--- Begin Supplied data ---
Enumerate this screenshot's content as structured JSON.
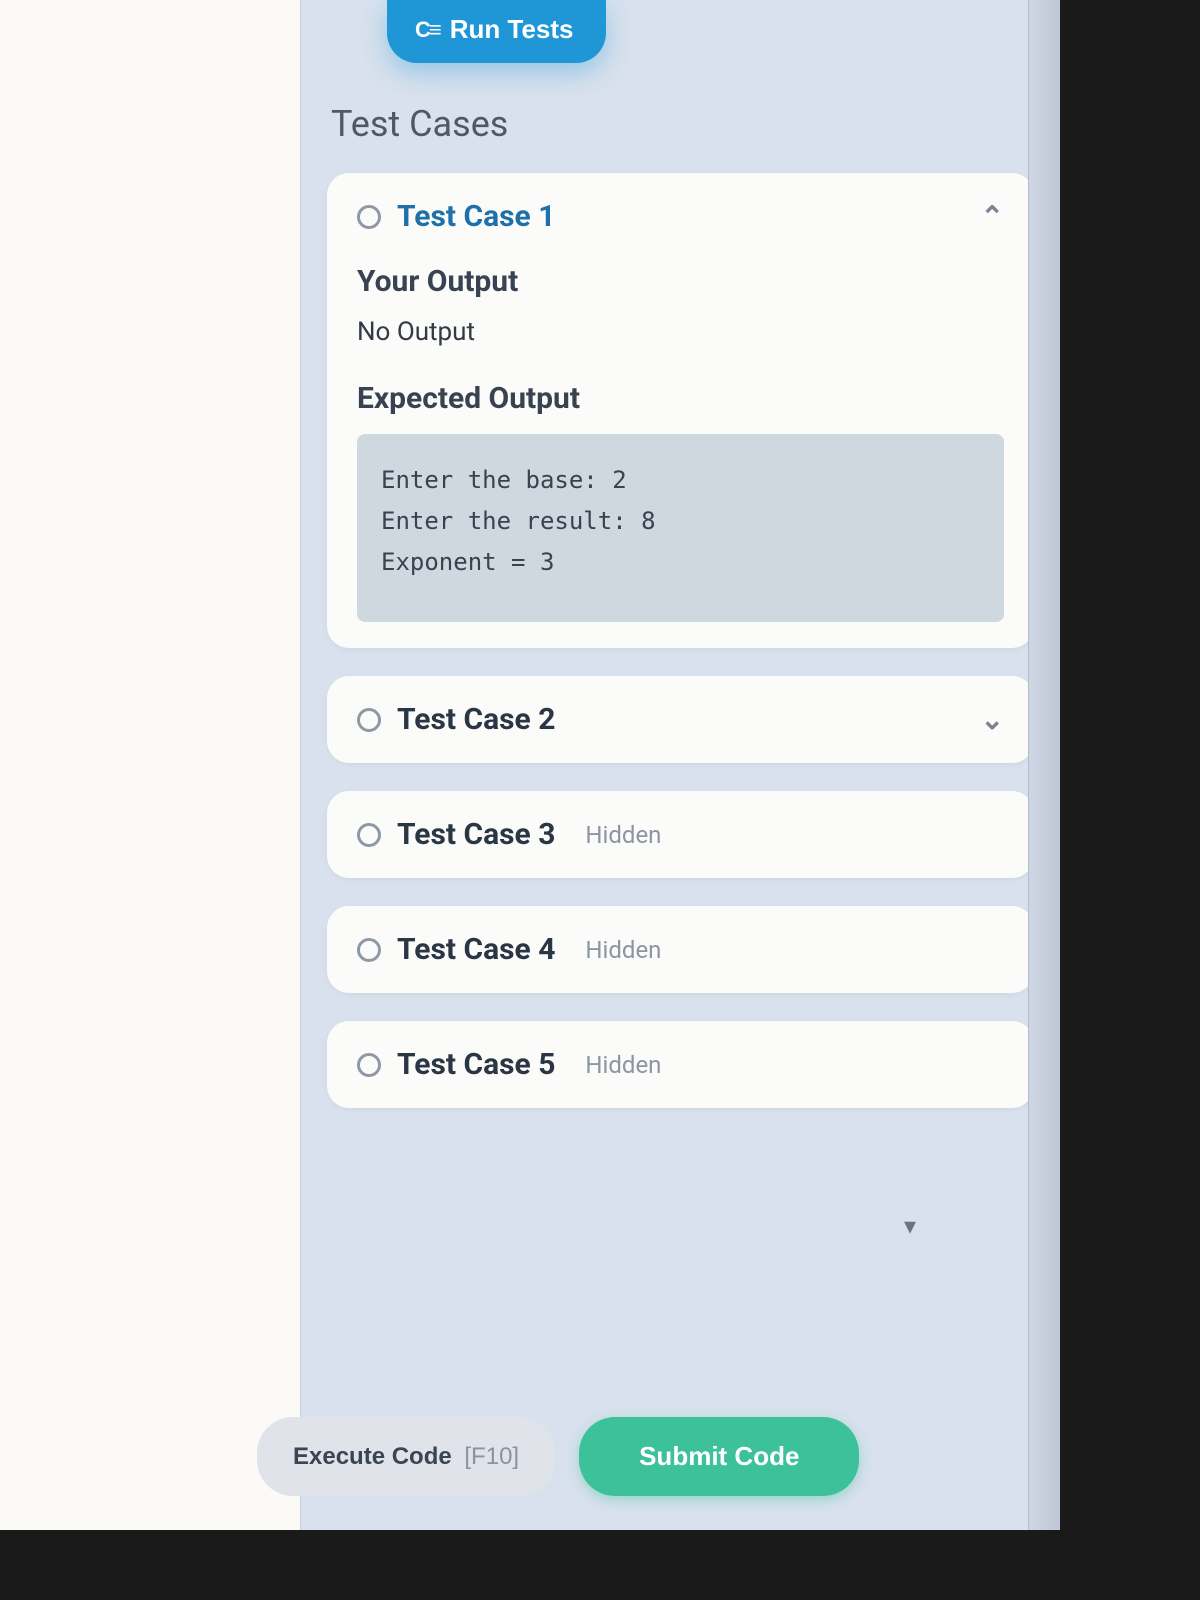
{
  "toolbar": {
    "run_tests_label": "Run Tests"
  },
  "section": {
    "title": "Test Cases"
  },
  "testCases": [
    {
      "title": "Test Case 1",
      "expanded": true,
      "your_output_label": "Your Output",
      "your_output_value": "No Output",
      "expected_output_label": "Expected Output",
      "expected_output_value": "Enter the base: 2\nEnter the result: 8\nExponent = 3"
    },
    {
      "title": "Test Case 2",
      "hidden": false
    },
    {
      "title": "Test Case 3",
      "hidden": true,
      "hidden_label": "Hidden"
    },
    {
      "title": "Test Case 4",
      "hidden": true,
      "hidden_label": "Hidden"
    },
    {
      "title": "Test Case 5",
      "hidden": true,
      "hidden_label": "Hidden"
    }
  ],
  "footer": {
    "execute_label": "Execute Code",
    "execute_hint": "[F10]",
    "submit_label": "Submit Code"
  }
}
--- End Supplied data ---
Locate the word "Code" in the records above, and return each line that has it.

    "execute_label": "Execute Code",
    "submit_label": "Submit Code"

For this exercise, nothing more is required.